Data Science Projects: Here’s How LONG they Take!


female engineer working on laptop

This post may contain paid links to my personal recommendations that help to support the site!

I still remember when I first had the idea to start a data science project of my own and my first thought was: How long would a data science project take me? I’ve done the research and found the answer. Here’s a summary:

It will take between 2 weeks to 6 months to complete a typical data science project. The project length can vary largely based on the data volume, processing time, and project team size. Therefore, the duration of data science projects may vary according to the resources and needs of the project.

Data science projects usually involve several stages that vary in duration depending on several factors. These factors can typically shorten or lengthen the project overall. Let’s have a look at each stage and how long each of them may take.

What are the Stages of a Data Science Project and How Long Do They Take?

Stage 1. Data Collection

working pattern internet abstract

To begin with any data science project, you would have to start collecting some data from various data sources. I’d say that this can potentially be the longest yet most crucial step of your data science project. Because what’s data science without data, right?

Why would the collection take long? That’s because this stage requires a strong understanding of databases and how your data is stored. Depending on the databases you work with, you can be working with flat text files like CSV (Comma Separated Value) files and Microsoft Excel files to relational databases in MySQL. Other common data sources include non-relational MongoDB as well as Web APIs.

These databases require knowledge of a varied data stack, which can be a problem when starting your first data science project. At this stage, data blending and joining through Structure Query Language (SQL) is common. Depending on the skill level of SQL, this process may stretch the duration of your data science project.

Additionally, if the datasets are large (tens of millions of rows), then the process of gathering data might be extended.

──────

• [WHAT YOU WILL DO]:
A - From the post on how long data science projects take, quote the stretch from "This post may" through "them may take.".
B - According to the post on data science project length, how long does a typical data science project take to complete?
C - Using the post on data science project length, decide whether each statement agrees with it, answering yes or no and quoting the words that settle it:
(i) The data collection stage may be the longest step of a data science project.
(ii) MongoDB is given as an example of a relational database.
(iii) Datasets with tens of millions of rows might lengthen the data gathering process.

• [PROVIDED MATERIAL]:
──────

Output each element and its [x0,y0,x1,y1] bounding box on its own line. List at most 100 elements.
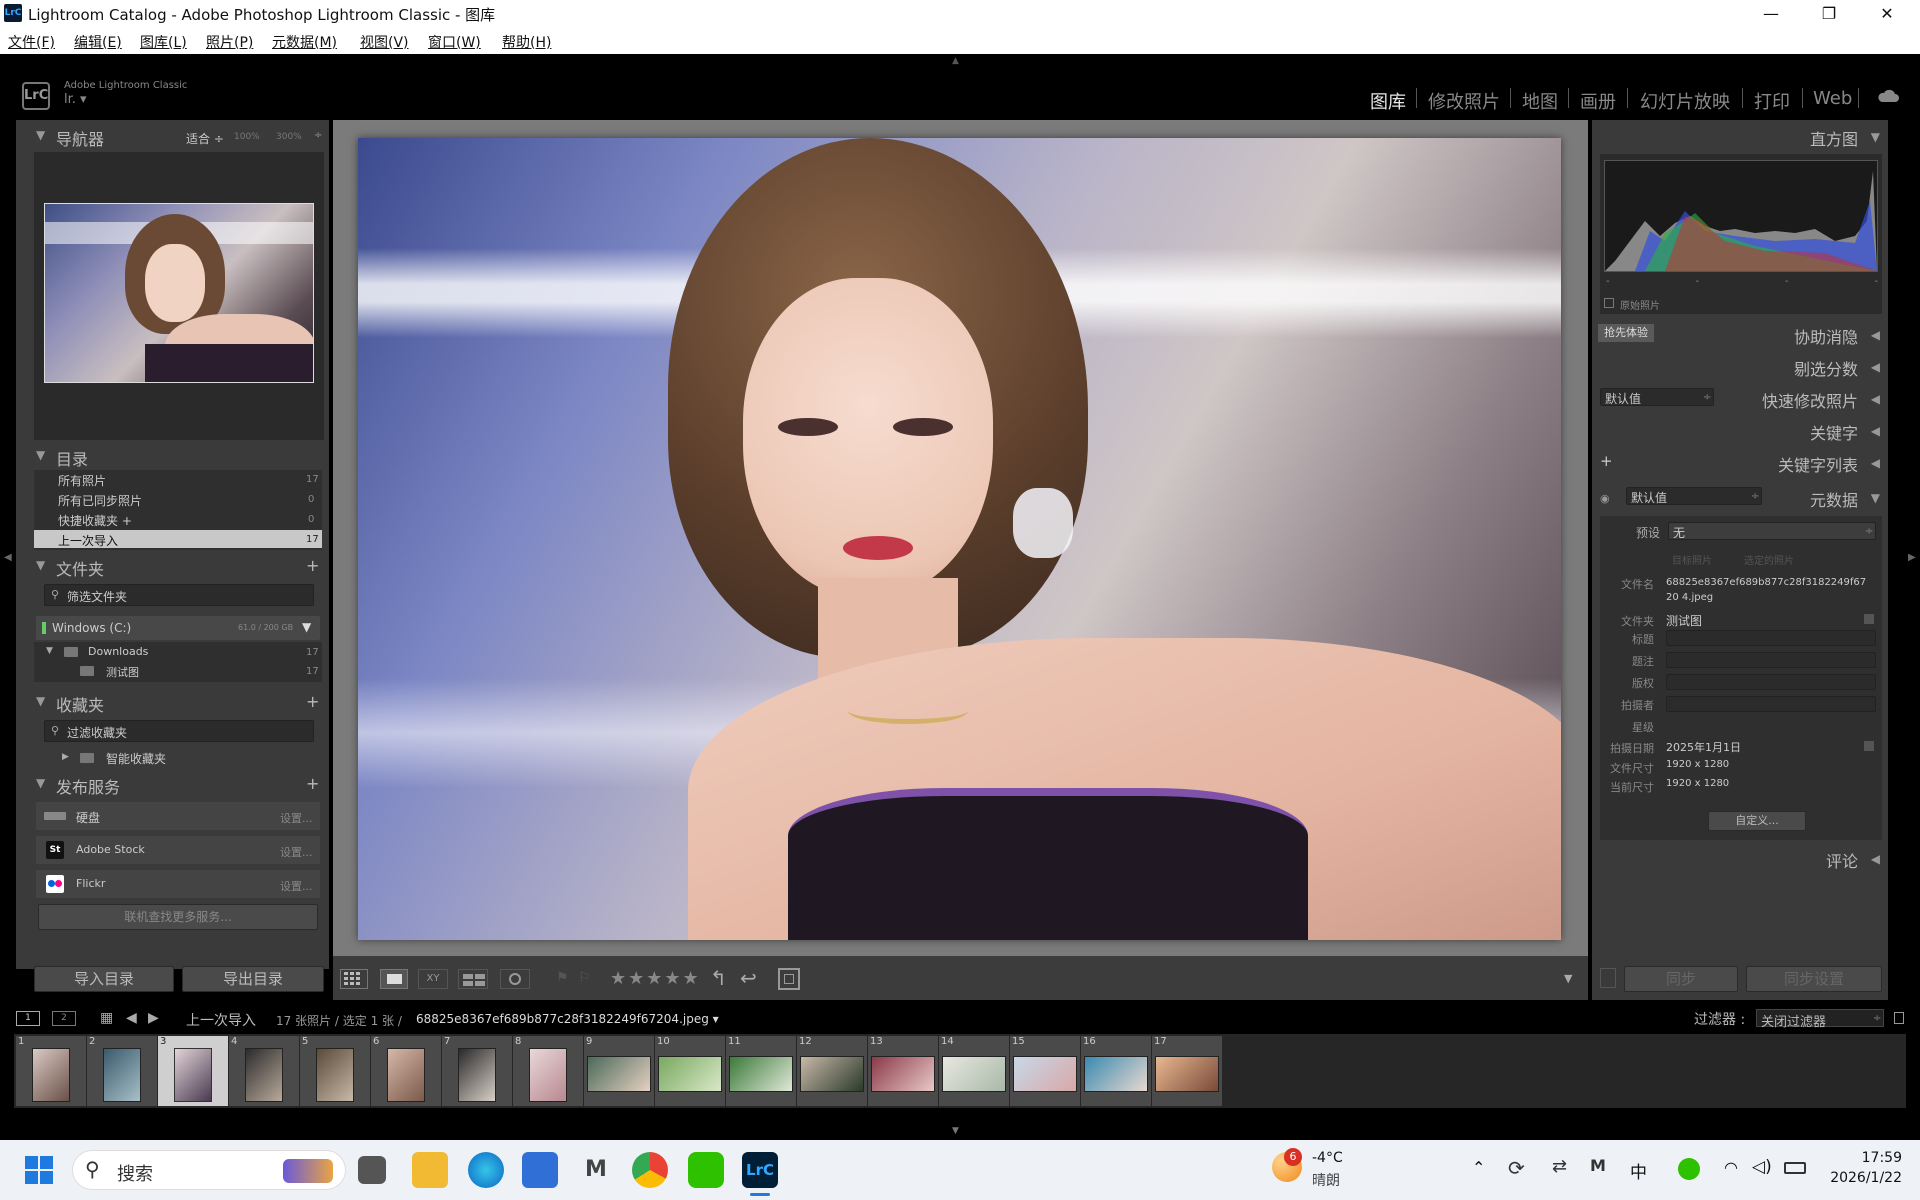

──────

• [SOLUTIONS TO EACH TASK]:
A -
This post may contain paid links to my personal recommendations that help to support the site!

I still remember when I first had the idea to start a data science project of my own and my first thought was: How long would a data science project take me? I’ve done the research and found the answer. Here’s a summary:

It will take between 2 weeks to 6 months to complete a typical data science project. The project length can vary largely based on the data volume, processing time, and project team size. Therefore, the duration of data science projects may vary according to the resources and needs of the project.

Data science projects usually involve several stages that vary in duration depending on several factors. These factors can typically shorten or lengthen the project overall. Let’s have a look at each stage and how long each of them may take.

B - Between 2 weeks and 6 months.

C -
(i) Yes: "this can potentially be the longest yet most crucial step of your data science project"
(ii) No: "Other common data sources include non-relational MongoDB as well as Web APIs."
(iii) Yes: "if the datasets are large (tens of millions of rows), then the process of gathering data might be extended."